* **What is expected**
Copy each line holding the string "removing".

* **Data in this exercise**
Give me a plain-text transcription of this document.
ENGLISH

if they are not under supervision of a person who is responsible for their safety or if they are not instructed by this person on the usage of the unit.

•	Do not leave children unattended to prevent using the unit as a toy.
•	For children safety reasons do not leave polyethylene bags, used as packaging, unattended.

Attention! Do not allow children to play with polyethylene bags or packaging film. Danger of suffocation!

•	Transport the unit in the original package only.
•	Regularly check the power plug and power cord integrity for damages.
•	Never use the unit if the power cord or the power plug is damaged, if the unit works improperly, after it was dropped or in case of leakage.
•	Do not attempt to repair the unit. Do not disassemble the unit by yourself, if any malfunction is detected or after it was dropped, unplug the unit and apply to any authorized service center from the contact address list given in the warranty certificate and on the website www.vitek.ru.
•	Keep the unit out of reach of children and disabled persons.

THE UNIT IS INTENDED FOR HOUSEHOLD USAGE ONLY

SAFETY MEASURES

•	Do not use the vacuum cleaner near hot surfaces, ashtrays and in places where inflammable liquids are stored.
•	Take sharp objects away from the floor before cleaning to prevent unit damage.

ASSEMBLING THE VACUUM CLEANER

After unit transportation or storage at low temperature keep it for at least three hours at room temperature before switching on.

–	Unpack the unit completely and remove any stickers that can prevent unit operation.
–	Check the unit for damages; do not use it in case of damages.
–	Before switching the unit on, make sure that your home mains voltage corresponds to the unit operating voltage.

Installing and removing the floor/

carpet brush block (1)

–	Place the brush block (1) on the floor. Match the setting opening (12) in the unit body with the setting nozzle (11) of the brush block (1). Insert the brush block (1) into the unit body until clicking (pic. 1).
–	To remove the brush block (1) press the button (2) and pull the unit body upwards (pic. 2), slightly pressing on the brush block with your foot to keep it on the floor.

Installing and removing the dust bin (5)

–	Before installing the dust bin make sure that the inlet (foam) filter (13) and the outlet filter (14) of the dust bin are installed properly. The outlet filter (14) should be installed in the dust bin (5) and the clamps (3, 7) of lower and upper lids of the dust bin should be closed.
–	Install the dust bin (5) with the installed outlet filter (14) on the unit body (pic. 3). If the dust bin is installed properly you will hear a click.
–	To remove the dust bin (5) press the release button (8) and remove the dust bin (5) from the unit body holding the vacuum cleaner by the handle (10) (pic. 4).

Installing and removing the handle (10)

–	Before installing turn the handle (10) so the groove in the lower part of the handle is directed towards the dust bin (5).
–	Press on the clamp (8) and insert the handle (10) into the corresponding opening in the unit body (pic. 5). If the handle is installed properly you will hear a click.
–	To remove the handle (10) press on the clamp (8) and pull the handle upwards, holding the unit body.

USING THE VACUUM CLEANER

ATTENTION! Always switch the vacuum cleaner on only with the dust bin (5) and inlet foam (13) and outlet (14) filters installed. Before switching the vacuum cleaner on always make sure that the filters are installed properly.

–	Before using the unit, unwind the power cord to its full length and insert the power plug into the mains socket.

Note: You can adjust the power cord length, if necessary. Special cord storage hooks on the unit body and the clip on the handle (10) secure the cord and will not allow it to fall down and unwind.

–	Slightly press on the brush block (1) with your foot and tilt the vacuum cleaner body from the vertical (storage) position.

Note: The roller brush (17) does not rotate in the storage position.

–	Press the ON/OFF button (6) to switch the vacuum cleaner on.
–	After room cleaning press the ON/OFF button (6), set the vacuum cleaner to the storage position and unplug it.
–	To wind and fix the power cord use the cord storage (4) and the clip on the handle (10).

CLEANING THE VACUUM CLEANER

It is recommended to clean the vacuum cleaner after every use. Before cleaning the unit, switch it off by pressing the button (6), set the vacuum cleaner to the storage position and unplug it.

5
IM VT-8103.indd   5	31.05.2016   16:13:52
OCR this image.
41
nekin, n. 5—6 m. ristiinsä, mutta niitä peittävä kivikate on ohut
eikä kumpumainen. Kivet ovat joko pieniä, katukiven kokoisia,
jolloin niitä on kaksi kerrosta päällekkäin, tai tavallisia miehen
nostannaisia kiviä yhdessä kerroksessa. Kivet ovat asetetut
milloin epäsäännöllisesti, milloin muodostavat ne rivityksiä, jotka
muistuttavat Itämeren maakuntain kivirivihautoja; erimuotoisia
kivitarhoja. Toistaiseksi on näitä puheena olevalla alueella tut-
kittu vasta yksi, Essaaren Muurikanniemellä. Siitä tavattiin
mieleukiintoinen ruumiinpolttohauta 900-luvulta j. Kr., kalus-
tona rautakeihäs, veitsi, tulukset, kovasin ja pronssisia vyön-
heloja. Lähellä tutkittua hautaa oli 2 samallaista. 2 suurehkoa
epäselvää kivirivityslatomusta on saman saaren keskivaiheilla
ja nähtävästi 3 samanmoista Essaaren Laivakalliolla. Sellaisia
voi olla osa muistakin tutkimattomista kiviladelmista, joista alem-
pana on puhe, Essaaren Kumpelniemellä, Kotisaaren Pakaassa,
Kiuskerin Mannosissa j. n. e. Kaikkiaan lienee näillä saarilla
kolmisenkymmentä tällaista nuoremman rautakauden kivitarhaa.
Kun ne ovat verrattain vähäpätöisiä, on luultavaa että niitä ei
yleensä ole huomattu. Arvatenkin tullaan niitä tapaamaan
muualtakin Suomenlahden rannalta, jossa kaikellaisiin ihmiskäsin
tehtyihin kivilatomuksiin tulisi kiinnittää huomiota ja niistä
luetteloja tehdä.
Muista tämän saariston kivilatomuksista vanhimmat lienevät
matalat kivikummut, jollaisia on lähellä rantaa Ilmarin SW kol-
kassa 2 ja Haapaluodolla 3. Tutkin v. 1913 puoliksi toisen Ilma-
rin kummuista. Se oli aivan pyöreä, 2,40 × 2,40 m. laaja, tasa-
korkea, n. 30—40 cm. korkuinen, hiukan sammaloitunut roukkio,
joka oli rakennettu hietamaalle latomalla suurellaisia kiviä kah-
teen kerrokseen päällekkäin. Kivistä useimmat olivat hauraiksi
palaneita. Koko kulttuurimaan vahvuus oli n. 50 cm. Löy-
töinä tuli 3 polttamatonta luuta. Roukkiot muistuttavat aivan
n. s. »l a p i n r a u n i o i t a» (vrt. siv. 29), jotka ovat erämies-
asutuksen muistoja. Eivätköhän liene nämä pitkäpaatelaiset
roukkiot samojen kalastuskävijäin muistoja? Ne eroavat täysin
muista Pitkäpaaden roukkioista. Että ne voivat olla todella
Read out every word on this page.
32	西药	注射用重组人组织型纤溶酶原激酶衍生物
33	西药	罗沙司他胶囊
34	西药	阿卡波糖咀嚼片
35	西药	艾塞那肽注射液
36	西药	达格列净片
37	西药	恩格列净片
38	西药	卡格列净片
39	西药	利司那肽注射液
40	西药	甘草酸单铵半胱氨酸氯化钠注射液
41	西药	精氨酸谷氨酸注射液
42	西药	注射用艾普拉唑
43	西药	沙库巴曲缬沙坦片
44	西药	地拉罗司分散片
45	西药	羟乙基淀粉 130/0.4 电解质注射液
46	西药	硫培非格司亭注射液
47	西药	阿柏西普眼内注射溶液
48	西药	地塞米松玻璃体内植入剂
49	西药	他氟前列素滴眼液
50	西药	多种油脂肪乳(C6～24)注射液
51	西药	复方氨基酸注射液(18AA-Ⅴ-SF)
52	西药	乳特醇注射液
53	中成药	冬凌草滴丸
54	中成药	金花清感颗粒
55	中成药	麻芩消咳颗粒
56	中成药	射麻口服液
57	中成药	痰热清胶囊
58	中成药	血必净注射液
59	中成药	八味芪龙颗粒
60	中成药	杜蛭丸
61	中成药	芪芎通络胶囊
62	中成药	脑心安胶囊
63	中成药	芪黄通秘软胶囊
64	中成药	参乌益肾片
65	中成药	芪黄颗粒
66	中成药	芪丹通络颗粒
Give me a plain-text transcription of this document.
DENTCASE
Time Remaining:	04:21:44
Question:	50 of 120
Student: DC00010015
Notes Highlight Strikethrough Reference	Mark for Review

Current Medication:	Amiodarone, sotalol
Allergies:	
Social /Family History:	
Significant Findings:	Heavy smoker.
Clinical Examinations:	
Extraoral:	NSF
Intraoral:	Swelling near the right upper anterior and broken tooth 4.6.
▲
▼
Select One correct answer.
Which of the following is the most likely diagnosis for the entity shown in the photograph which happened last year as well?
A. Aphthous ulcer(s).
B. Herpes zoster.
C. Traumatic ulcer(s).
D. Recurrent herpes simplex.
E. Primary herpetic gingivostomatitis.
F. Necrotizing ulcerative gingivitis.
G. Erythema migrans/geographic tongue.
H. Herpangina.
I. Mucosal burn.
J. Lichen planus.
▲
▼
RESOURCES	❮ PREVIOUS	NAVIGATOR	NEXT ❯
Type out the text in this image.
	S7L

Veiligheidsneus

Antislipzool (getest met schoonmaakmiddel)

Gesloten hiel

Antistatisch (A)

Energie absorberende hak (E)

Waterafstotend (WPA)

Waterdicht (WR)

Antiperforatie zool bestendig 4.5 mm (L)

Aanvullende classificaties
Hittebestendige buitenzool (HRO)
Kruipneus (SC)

* **Expected output**
Installing and removing the floor/
Installing and removing the dust bin (5)
Installing and removing the handle (10)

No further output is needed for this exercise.